**WHAT IS EXPECTED:** From the records below, pull each line that has "letter".

**EXERCISE INPUTS:**
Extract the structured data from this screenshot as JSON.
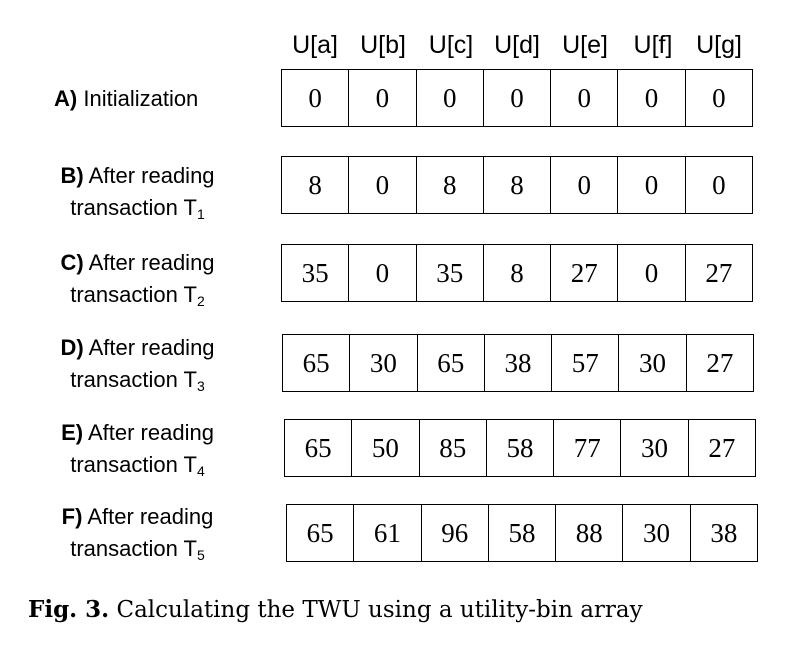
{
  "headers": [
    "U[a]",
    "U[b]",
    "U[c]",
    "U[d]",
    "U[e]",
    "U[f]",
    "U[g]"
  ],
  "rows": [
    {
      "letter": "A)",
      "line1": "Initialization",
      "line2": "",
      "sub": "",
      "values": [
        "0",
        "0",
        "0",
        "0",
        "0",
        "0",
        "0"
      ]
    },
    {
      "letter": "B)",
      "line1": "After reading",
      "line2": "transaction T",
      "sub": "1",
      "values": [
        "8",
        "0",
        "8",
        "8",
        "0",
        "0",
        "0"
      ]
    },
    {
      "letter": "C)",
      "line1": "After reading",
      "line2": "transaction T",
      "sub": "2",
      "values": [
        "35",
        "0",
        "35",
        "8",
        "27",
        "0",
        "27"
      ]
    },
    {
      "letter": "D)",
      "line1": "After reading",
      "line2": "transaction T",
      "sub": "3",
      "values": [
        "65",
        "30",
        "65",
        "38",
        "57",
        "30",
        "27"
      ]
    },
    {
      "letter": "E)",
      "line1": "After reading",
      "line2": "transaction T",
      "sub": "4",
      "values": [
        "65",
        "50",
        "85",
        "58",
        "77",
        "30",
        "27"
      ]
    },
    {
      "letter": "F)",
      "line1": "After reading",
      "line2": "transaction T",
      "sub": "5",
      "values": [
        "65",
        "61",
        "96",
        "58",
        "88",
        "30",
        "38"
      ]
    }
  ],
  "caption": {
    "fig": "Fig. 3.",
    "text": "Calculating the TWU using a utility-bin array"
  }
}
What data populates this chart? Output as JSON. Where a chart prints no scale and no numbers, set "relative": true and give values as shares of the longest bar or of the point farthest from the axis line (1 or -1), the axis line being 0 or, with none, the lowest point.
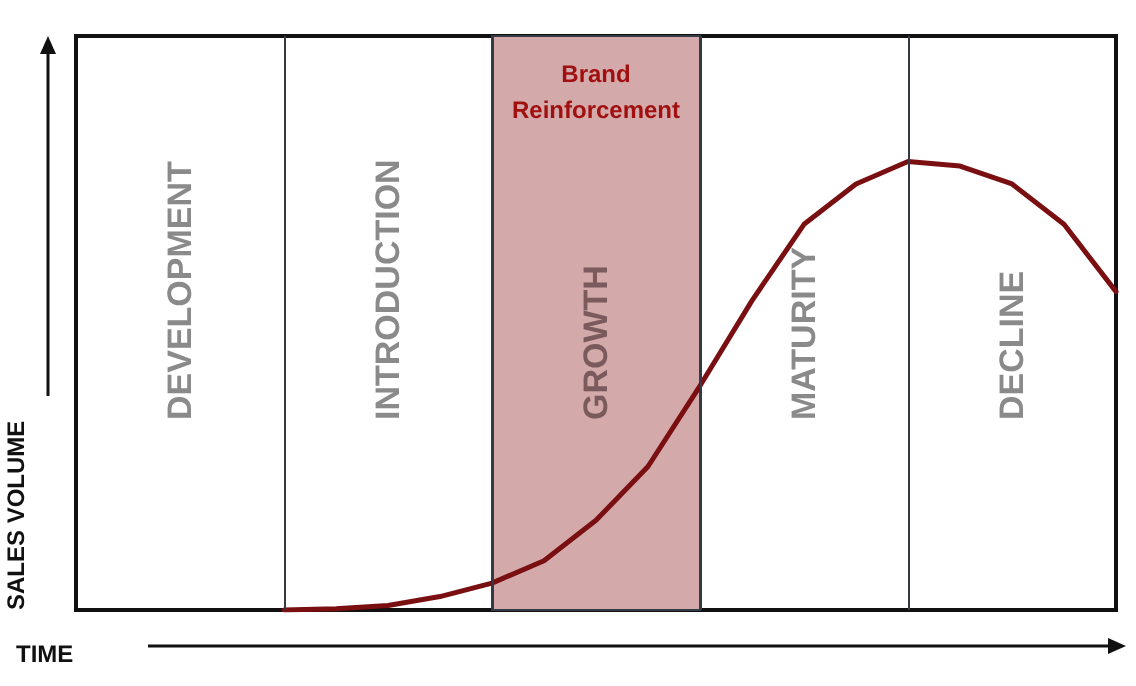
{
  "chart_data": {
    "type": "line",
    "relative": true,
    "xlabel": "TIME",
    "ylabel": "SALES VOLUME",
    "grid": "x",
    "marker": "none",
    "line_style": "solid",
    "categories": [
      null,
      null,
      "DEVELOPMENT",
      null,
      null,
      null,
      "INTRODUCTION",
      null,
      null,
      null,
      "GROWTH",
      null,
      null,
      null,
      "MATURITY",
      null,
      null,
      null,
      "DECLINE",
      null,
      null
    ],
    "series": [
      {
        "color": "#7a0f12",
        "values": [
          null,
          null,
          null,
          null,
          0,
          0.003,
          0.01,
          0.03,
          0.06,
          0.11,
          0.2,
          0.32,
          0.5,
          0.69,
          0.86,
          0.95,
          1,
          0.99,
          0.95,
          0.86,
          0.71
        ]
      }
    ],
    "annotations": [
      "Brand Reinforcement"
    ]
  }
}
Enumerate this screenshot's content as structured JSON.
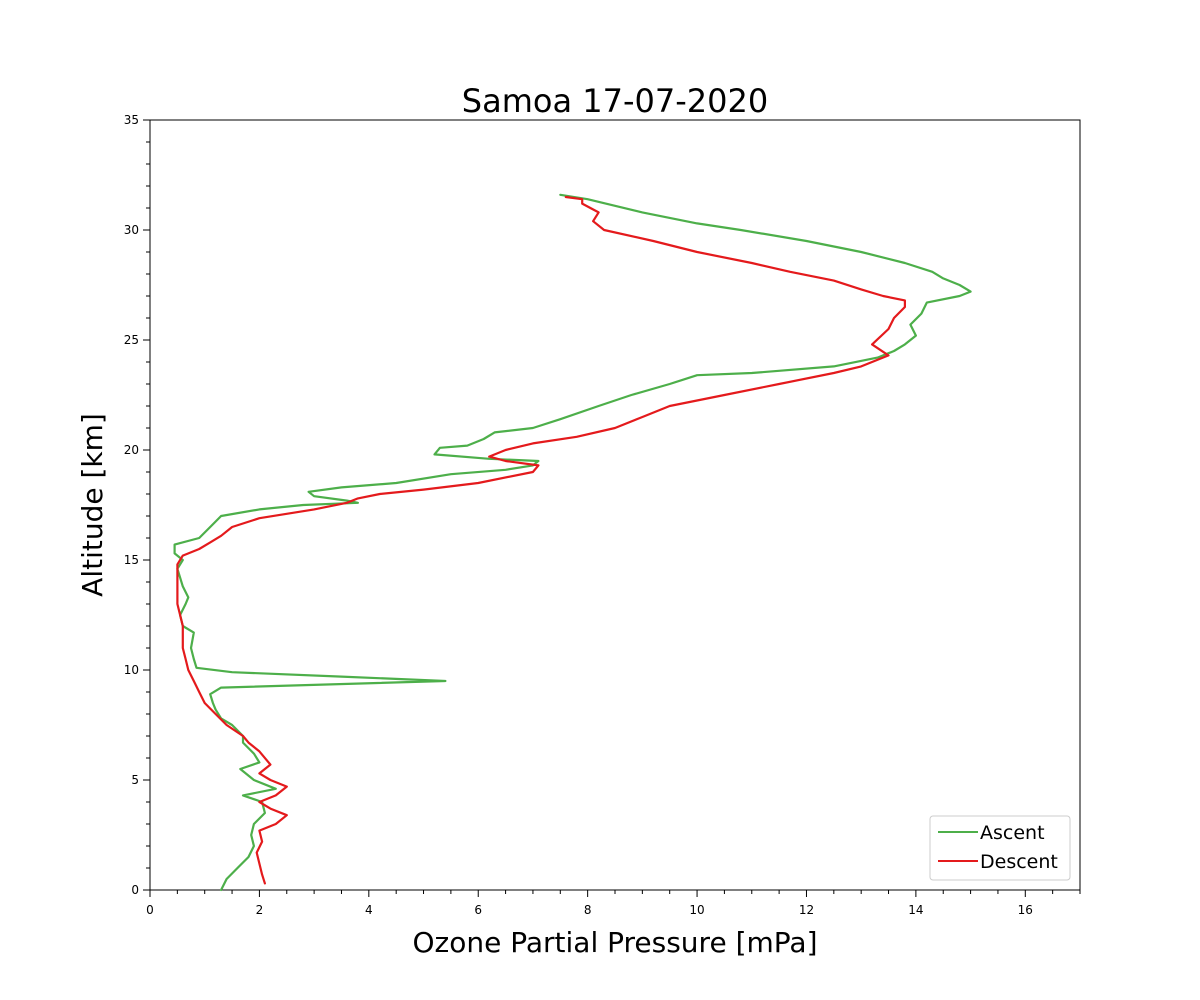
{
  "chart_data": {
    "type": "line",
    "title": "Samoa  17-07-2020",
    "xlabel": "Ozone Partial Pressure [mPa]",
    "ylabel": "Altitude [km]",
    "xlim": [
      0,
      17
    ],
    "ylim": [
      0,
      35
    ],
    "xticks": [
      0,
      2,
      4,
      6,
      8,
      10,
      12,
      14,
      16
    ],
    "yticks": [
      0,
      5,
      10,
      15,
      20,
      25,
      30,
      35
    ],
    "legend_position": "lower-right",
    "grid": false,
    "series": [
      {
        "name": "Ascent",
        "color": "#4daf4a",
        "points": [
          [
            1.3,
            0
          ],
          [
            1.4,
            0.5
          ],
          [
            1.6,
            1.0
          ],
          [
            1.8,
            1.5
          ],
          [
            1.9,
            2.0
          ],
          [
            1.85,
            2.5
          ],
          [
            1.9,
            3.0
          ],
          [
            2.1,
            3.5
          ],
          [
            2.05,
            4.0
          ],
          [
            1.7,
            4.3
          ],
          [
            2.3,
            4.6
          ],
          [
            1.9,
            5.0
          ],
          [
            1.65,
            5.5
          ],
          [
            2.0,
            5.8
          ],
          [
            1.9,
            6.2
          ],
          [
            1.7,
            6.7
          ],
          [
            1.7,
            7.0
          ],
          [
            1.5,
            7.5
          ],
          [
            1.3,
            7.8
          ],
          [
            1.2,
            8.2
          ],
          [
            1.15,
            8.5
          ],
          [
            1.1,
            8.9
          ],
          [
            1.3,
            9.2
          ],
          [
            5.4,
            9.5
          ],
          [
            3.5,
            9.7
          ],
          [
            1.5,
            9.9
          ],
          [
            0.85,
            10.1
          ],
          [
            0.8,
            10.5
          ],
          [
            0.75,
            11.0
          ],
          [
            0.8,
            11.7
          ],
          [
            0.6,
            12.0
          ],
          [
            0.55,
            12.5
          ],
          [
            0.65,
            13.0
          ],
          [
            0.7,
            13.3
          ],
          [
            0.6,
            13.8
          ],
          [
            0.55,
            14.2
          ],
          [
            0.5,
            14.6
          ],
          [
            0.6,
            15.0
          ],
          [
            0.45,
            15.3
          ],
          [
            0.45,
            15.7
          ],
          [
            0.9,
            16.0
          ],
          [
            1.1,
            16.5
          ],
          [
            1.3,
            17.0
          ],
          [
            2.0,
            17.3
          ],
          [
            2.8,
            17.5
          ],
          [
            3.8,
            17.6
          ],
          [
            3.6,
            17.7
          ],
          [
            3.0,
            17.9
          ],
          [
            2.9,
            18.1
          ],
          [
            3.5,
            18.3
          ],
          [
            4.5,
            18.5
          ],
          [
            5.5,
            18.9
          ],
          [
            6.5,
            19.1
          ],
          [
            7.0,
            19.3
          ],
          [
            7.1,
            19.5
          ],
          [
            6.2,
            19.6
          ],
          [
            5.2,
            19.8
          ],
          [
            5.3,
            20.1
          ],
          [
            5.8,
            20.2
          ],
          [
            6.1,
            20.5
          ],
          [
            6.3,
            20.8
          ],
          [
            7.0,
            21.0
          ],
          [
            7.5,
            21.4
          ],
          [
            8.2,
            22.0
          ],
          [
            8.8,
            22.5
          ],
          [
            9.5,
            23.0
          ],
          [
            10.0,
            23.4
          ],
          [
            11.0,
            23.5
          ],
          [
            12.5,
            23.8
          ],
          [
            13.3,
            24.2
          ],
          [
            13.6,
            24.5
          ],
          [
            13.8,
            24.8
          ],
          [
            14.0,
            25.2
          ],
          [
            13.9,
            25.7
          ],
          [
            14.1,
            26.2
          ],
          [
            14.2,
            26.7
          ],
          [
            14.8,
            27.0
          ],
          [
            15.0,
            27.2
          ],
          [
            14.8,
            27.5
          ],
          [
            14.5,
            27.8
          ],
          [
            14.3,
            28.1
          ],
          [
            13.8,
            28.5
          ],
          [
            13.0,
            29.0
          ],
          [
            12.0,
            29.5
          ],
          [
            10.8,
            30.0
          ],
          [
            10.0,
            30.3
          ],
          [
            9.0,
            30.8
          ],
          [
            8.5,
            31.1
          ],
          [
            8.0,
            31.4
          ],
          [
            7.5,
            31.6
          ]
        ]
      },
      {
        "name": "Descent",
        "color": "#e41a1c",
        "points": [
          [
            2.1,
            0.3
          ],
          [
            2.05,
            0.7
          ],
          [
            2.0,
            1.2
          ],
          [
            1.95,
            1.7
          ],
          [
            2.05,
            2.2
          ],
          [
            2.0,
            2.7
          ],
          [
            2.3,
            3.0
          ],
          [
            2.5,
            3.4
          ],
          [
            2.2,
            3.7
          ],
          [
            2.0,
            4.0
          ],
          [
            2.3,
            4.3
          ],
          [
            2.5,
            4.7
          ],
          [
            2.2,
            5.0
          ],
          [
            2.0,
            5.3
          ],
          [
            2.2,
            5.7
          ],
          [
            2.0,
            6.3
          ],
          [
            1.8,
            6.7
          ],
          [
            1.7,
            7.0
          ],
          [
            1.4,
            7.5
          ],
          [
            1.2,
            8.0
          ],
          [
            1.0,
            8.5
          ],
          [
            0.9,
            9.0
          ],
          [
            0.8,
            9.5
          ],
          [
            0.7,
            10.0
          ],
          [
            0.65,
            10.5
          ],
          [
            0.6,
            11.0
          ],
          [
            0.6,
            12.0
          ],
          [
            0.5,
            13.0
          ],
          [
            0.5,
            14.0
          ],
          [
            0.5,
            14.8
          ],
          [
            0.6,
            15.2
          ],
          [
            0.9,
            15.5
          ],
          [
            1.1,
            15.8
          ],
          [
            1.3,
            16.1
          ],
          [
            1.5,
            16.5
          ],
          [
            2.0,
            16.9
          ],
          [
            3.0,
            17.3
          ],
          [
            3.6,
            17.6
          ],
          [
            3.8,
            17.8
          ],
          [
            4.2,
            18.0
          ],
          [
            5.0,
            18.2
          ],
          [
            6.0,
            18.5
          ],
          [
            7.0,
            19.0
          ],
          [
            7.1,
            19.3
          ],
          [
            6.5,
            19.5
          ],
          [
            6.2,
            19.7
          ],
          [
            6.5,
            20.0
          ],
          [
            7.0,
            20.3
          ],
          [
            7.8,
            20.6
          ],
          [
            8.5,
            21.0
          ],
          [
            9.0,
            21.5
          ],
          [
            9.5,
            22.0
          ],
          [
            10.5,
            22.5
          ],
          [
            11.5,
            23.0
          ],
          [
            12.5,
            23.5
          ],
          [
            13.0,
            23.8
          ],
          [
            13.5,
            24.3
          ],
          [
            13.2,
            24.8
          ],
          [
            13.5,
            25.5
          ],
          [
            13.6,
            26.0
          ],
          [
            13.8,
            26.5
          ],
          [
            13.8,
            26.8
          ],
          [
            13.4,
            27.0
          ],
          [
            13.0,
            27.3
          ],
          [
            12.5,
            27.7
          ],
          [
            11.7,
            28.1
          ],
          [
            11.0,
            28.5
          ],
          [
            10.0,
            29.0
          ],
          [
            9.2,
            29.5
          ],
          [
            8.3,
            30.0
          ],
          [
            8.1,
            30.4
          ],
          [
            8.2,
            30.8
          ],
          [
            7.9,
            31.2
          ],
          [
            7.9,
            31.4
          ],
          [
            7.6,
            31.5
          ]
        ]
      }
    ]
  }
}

**RESPONSE TO THIS TASK:**
      "letter": "A)",
      "letter": "B)",
      "letter": "C)",
      "letter": "D)",
      "letter": "E)",
      "letter": "F)",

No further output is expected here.